• EXERCICE COURT A: Recopiez le texte sur Noël, depuis « Il fallut un » jusqu'à « le même sujet. » inclus.

• TEXTE FOURNI:
◇ ◇ ◇ ◇

Il fallut un mois et demi pour la remplir, et enfin nous y étions parvenus.
Comme prévu, un jour ou deux avant Noël, devant mes autres frères et sœurs, nous remîmes à ma mère la boite consciencieusement remplie et assez fiers de nous quand même…! Ce fut un moment de surprise pour tout le monde …et de joie. Et c’était nous qui en étions les auteurs…
Finalement, nous étions largement récompensés du manque que nous nous étions infligés. Ma mère nous fit le plus délicieux des gâteaux et ce Noël fut, pour l’époque, un vrai Noël… malgré tout, sans huitre, sans dinde aux marrons, on pouvait pas tout avoir !
Sensiblement à la même époque, voici une autre anecdote concernant le même sujet.

◇ ◇ ◇ ◇

• Données sources:
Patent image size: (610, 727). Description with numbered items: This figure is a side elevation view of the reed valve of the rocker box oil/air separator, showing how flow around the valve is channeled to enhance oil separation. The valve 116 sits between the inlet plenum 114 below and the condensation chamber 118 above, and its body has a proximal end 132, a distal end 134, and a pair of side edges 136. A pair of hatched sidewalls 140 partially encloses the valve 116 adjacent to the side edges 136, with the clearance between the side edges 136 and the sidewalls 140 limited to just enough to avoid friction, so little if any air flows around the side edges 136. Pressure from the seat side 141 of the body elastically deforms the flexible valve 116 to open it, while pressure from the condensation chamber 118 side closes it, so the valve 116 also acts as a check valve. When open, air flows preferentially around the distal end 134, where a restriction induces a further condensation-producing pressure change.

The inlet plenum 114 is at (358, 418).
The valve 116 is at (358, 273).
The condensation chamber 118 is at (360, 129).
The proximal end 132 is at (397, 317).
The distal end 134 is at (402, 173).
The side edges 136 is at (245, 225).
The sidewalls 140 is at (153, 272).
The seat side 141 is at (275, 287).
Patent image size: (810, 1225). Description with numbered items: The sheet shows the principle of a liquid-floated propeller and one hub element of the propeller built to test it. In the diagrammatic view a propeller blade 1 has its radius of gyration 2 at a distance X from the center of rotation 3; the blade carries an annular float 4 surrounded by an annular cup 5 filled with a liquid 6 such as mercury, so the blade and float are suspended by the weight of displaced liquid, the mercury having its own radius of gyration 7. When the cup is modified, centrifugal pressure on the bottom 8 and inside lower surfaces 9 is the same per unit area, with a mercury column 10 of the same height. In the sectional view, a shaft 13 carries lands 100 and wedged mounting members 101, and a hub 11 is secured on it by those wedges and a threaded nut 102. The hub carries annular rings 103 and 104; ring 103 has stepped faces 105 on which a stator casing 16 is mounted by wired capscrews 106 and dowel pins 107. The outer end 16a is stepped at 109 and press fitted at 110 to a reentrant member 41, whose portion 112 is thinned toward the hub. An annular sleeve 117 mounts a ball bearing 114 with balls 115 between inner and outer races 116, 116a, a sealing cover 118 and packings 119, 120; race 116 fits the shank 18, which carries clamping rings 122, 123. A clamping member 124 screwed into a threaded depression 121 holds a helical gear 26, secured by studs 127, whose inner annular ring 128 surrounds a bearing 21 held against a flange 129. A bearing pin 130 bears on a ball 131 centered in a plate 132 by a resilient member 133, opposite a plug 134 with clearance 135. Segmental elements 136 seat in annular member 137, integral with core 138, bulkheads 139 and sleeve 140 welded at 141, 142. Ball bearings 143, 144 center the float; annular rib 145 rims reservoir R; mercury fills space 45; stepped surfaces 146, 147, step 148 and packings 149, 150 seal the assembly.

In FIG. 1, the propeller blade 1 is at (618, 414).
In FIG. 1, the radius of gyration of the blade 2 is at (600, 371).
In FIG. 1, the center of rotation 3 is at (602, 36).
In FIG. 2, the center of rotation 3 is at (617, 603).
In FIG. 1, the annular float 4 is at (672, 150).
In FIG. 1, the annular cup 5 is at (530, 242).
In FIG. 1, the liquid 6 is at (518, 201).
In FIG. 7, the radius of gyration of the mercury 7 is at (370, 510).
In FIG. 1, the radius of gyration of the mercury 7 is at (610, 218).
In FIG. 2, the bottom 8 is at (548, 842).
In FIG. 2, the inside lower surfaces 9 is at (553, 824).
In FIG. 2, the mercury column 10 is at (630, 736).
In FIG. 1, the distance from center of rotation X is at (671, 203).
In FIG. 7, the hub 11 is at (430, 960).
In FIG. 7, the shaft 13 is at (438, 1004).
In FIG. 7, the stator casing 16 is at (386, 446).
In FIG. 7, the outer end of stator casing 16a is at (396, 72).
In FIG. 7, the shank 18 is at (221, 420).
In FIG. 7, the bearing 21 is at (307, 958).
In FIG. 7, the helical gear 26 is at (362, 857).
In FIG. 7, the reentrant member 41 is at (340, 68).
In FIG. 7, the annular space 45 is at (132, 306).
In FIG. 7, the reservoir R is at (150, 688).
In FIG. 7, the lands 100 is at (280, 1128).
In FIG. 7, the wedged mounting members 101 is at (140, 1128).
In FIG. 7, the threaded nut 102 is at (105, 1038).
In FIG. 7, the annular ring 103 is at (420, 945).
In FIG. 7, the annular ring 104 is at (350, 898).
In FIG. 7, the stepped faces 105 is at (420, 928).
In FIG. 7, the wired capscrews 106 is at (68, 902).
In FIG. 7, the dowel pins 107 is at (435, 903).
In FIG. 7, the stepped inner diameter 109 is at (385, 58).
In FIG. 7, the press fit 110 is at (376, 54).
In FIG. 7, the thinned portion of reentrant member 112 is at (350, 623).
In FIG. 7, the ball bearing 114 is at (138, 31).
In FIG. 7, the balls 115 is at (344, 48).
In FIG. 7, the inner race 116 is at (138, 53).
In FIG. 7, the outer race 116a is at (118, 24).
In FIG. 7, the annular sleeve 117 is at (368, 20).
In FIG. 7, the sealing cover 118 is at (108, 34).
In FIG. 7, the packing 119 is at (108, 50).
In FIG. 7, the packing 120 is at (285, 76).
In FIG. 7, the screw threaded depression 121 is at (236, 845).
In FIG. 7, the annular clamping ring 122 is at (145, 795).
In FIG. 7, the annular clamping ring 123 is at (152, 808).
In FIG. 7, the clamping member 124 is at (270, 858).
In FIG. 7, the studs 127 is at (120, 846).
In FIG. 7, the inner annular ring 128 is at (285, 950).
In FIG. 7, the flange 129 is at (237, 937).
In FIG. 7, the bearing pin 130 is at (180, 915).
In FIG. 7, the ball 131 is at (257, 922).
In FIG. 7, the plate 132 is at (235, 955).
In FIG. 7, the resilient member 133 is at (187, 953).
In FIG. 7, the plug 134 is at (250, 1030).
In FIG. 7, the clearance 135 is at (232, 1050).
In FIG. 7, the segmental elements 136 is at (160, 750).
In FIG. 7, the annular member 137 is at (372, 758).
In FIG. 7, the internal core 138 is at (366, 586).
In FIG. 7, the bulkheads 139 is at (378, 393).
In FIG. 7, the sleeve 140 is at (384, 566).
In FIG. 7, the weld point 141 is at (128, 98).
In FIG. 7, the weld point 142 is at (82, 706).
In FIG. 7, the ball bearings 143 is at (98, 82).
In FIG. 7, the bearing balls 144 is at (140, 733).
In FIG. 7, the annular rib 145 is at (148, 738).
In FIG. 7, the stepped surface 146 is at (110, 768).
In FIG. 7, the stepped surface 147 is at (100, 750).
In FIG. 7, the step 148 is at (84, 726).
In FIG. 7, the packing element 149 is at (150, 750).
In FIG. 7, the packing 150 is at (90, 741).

◇ ◇ ◇ ◇

• EXERCICE COURT B: Dans les données sources, remplacez « reed valve » par « check valve » et redonnez uniquement les lignes allant du début des données jusqu'à la ligne contenant « The seat side 141 is at (275, 287). » incluse, sans rien changer d'autre.

• RÉSULTAT FINAL A:
Il fallut un mois et demi pour la remplir, et enfin nous y étions parvenus.
Comme prévu, un jour ou deux avant Noël, devant mes autres frères et sœurs, nous remîmes à ma mère la boite consciencieusement remplie et assez fiers de nous quand même…! Ce fut un moment de surprise pour tout le monde …et de joie. Et c’était nous qui en étions les auteurs…
Finalement, nous étions largement récompensés du manque que nous nous étions infligés. Ma mère nous fit le plus délicieux des gâteaux et ce Noël fut, pour l’époque, un vrai Noël… malgré tout, sans huitre, sans dinde aux marrons, on pouvait pas tout avoir !
Sensiblement à la même époque, voici une autre anecdote concernant le même sujet.

• RÉSULTAT FINAL B:
Patent image size: (610, 727). Description with numbered items: This figure is a side elevation view of the check valve of the rocker box oil/air separator, showing how flow around the valve is channeled to enhance oil separation. The valve 116 sits between the inlet plenum 114 below and the condensation chamber 118 above, and its body has a proximal end 132, a distal end 134, and a pair of side edges 136. A pair of hatched sidewalls 140 partially encloses the valve 116 adjacent to the side edges 136, with the clearance between the side edges 136 and the sidewalls 140 limited to just enough to avoid friction, so little if any air flows around the side edges 136. Pressure from the seat side 141 of the body elastically deforms the flexible valve 116 to open it, while pressure from the condensation chamber 118 side closes it, so the valve 116 also acts as a check valve. When open, air flows preferentially around the distal end 134, where a restriction induces a further condensation-producing pressure change.

The inlet plenum 114 is at (358, 418).
The valve 116 is at (358, 273).
The condensation chamber 118 is at (360, 129).
The proximal end 132 is at (397, 317).
The distal end 134 is at (402, 173).
The side edges 136 is at (245, 225).
The sidewalls 140 is at (153, 272).
The seat side 141 is at (275, 287).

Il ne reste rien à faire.